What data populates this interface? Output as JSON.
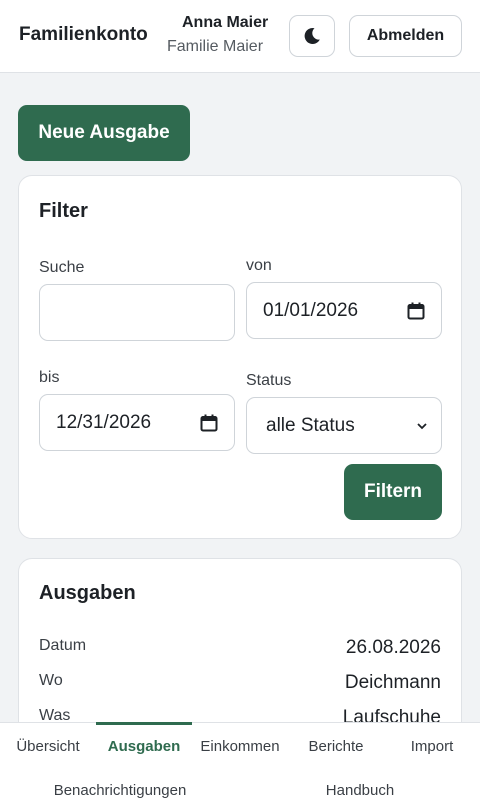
{
  "header": {
    "brand": "Familienkonto",
    "user_name": "Anna Maier",
    "family_name": "Familie Maier",
    "theme_icon": "moon-icon",
    "logout_label": "Abmelden"
  },
  "actions": {
    "new_expense_label": "Neue Ausgabe"
  },
  "filter": {
    "title": "Filter",
    "search_label": "Suche",
    "search_value": "",
    "from_label": "von",
    "from_value": "01/01/2026",
    "to_label": "bis",
    "to_value": "12/31/2026",
    "status_label": "Status",
    "status_value": "alle Status",
    "submit_label": "Filtern"
  },
  "expenses": {
    "title": "Ausgaben",
    "rows": [
      {
        "label": "Datum",
        "value": "26.08.2026"
      },
      {
        "label": "Wo",
        "value": "Deichmann"
      },
      {
        "label": "Was",
        "value": "Laufschuhe"
      }
    ]
  },
  "nav": {
    "items": [
      "Übersicht",
      "Ausgaben",
      "Einkommen",
      "Berichte",
      "Import",
      "Benachrichtigungen",
      "Handbuch"
    ],
    "active": "Ausgaben"
  },
  "colors": {
    "accent": "#2f6b4f",
    "background": "#f1f3f5"
  }
}
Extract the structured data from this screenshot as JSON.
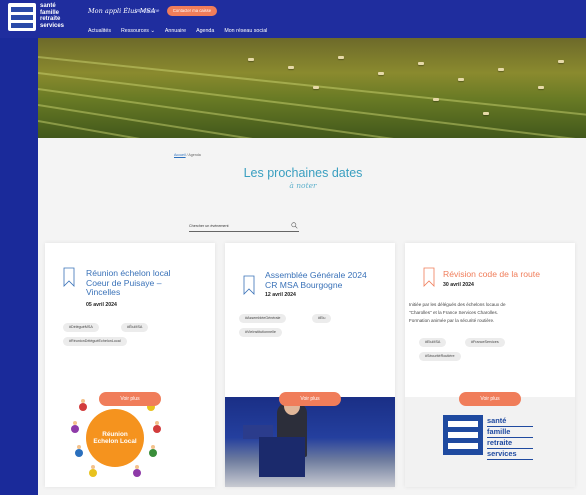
{
  "header": {
    "logo_lines": [
      "santé",
      "famille",
      "retraite",
      "services"
    ],
    "tagline": "Mon appli Élus MSA",
    "tagline_region": "| Bourgogne",
    "cta_label": "Contacter ma caisse",
    "nav": [
      "Actualités",
      "Ressources ⌄",
      "Annuaire",
      "Agenda",
      "Mon réseau social"
    ]
  },
  "breadcrumb": {
    "home": "Accueil",
    "current": "/ Agenda"
  },
  "page": {
    "title": "Les prochaines dates",
    "subtitle": "à noter"
  },
  "search": {
    "placeholder": "Chercher un événement"
  },
  "cards": [
    {
      "title_lines": [
        "Réunion échelon local",
        "Coeur de Puisaye –",
        "Vincelles"
      ],
      "date": "05 avril 2024",
      "tags": [
        "#DéléguéMSA",
        "#ÉluMSA",
        "#RéunionDéléguéEchelonLocal"
      ],
      "button": "Voir plus",
      "image_text": [
        "Réunion",
        "Echelon Local"
      ]
    },
    {
      "title_lines": [
        "Assemblée Générale 2024",
        "CR MSA Bourgogne"
      ],
      "date": "12 avril 2024",
      "tags": [
        "#AssembléeGénérale",
        "#Elu",
        "#VieInstitutionnelle"
      ],
      "button": "Voir plus"
    },
    {
      "title_lines": [
        "Révision code de la route"
      ],
      "date": "30 avril 2024",
      "description_lines": [
        "Initiée par les délégués des échelons locaux de",
        "\"Charolles\" et la France Services Charolles.",
        "Formation animée par la sécurité routière."
      ],
      "tags": [
        "#EluMSA",
        "#FranceServices",
        "#SécuritéRoutière"
      ],
      "button": "Voir plus",
      "image_words": [
        "santé",
        "famille",
        "retraite",
        "services"
      ]
    }
  ],
  "colors": {
    "brand_blue": "#1f2d9e",
    "accent_orange": "#f07d5a",
    "title_blue": "#3a72b8",
    "heading_teal": "#3a9fc0"
  }
}
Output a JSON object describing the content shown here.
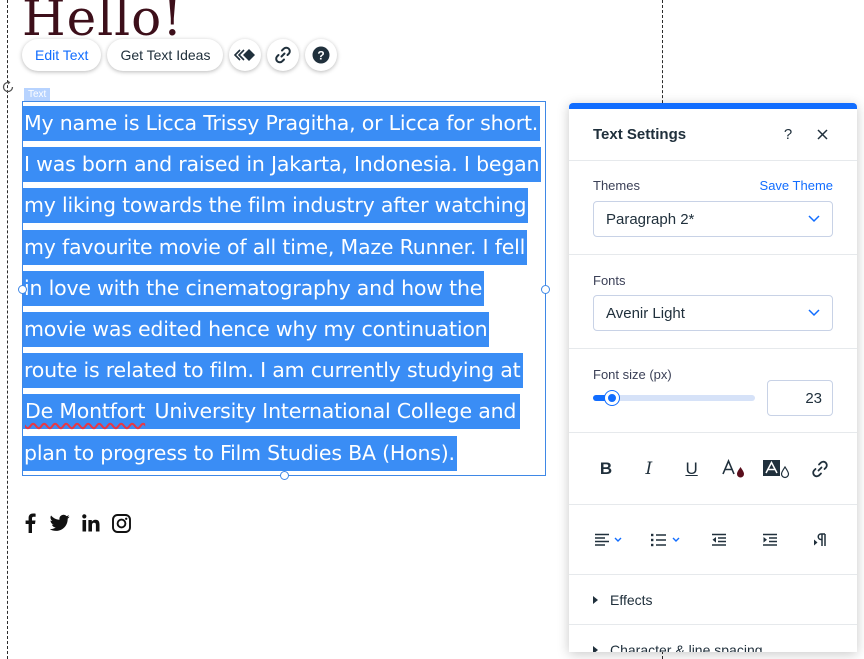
{
  "canvas": {
    "heading": "Hello!",
    "element_tag": "Text",
    "paragraph_lines": [
      "My name is Licca Trissy Pragitha, or Licca for short.",
      "I was born and raised in Jakarta, Indonesia. I began",
      "my liking towards the film industry after watching",
      "my favourite movie of all time, Maze Runner. I fell",
      "in love with the cinematography and how the",
      "movie was edited hence why my continuation",
      "route is related to film. I am currently studying at"
    ],
    "line8_misspelled": "De Montfort",
    "line8_rest": " University International College and",
    "line9": "plan to progress to Film Studies BA (Hons).",
    "social_icons": [
      "facebook-icon",
      "twitter-icon",
      "linkedin-icon",
      "instagram-icon"
    ]
  },
  "toolbar": {
    "edit_text": "Edit Text",
    "get_text_ideas": "Get Text Ideas"
  },
  "panel": {
    "title": "Text Settings",
    "help": "?",
    "themes_label": "Themes",
    "save_theme": "Save Theme",
    "theme_value": "Paragraph 2*",
    "fonts_label": "Fonts",
    "font_value": "Avenir Light",
    "font_size_label": "Font size (px)",
    "font_size_value": "23",
    "font_size_fraction": 0.12,
    "effects": "Effects",
    "character_spacing": "Character & line spacing"
  },
  "colors": {
    "accent": "#116dff",
    "selection": "#3a8df5",
    "heading": "#3d0f1a"
  }
}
*-*-*
GOAL OF THE EXERCISE: In the listing above, find each line with the word "this" and copy it.

REPLY:
What data populates this interface? Output as JSON.
Extract the structured data from this screenshot as JSON.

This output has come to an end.